═══ Records for this task

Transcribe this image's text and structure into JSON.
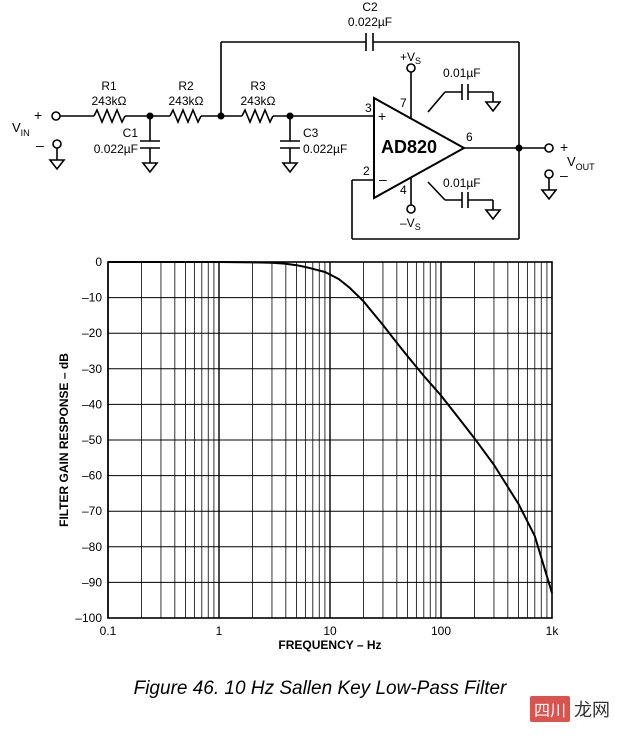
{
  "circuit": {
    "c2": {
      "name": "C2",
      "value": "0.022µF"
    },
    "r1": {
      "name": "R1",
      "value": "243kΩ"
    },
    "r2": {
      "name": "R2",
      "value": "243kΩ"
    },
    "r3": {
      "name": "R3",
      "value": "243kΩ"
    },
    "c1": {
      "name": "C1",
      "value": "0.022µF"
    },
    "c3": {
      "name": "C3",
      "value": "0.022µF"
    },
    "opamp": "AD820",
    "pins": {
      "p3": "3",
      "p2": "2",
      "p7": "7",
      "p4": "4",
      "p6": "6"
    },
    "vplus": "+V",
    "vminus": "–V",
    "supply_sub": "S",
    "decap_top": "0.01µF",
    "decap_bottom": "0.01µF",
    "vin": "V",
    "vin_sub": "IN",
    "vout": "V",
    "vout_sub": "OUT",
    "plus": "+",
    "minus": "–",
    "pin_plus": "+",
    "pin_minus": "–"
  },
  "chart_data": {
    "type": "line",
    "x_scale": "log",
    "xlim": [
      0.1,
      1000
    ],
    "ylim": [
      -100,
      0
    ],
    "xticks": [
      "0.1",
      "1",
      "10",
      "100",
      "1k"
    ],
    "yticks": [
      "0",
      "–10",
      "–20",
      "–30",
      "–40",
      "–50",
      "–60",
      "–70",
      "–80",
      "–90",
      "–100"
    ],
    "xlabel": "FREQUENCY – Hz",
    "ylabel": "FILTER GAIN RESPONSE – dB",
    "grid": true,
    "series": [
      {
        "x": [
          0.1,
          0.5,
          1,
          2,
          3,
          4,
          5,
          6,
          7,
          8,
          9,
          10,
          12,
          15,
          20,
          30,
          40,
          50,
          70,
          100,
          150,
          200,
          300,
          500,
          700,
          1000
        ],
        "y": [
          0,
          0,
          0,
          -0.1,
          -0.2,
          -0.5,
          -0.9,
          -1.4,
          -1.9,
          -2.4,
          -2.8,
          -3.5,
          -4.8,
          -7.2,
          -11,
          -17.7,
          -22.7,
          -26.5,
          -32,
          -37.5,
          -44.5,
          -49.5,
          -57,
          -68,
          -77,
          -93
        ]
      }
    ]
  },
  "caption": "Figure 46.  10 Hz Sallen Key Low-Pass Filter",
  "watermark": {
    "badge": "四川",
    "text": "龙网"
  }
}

══════

▶ **Exercise requirements**
Print each entry shown above with exact wording and no pictures.

▶ **The response**
Transcribe this image's text and structure into JSON.
{
  "circuit": {
    "c2": {
      "name": "C2",
      "value": "0.022µF"
    },
    "r1": {
      "name": "R1",
      "value": "243kΩ"
    },
    "r2": {
      "name": "R2",
      "value": "243kΩ"
    },
    "r3": {
      "name": "R3",
      "value": "243kΩ"
    },
    "c1": {
      "name": "C1",
      "value": "0.022µF"
    },
    "c3": {
      "name": "C3",
      "value": "0.022µF"
    },
    "opamp": "AD820",
    "pins": {
      "p3": "3",
      "p2": "2",
      "p7": "7",
      "p4": "4",
      "p6": "6"
    },
    "vplus": "+V",
    "vminus": "–V",
    "supply_sub": "S",
    "decap_top": "0.01µF",
    "decap_bottom": "0.01µF",
    "vin": "V",
    "vin_sub": "IN",
    "vout": "V",
    "vout_sub": "OUT",
    "plus": "+",
    "minus": "–",
    "pin_plus": "+",
    "pin_minus": "–"
  },
  "chart_data": {
    "type": "line",
    "x_scale": "log",
    "xlim": [
      0.1,
      1000
    ],
    "ylim": [
      -100,
      0
    ],
    "xticks": [
      "0.1",
      "1",
      "10",
      "100",
      "1k"
    ],
    "yticks": [
      "0",
      "–10",
      "–20",
      "–30",
      "–40",
      "–50",
      "–60",
      "–70",
      "–80",
      "–90",
      "–100"
    ],
    "xlabel": "FREQUENCY – Hz",
    "ylabel": "FILTER GAIN RESPONSE – dB",
    "grid": true,
    "series": [
      {
        "x": [
          0.1,
          0.5,
          1,
          2,
          3,
          4,
          5,
          6,
          7,
          8,
          9,
          10,
          12,
          15,
          20,
          30,
          40,
          50,
          70,
          100,
          150,
          200,
          300,
          500,
          700,
          1000
        ],
        "y": [
          0,
          0,
          0,
          -0.1,
          -0.2,
          -0.5,
          -0.9,
          -1.4,
          -1.9,
          -2.4,
          -2.8,
          -3.5,
          -4.8,
          -7.2,
          -11,
          -17.7,
          -22.7,
          -26.5,
          -32,
          -37.5,
          -44.5,
          -49.5,
          -57,
          -68,
          -77,
          -93
        ]
      }
    ]
  },
  "caption": "Figure 46.  10 Hz Sallen Key Low-Pass Filter",
  "watermark": {
    "badge": "四川",
    "text": "龙网"
  }
}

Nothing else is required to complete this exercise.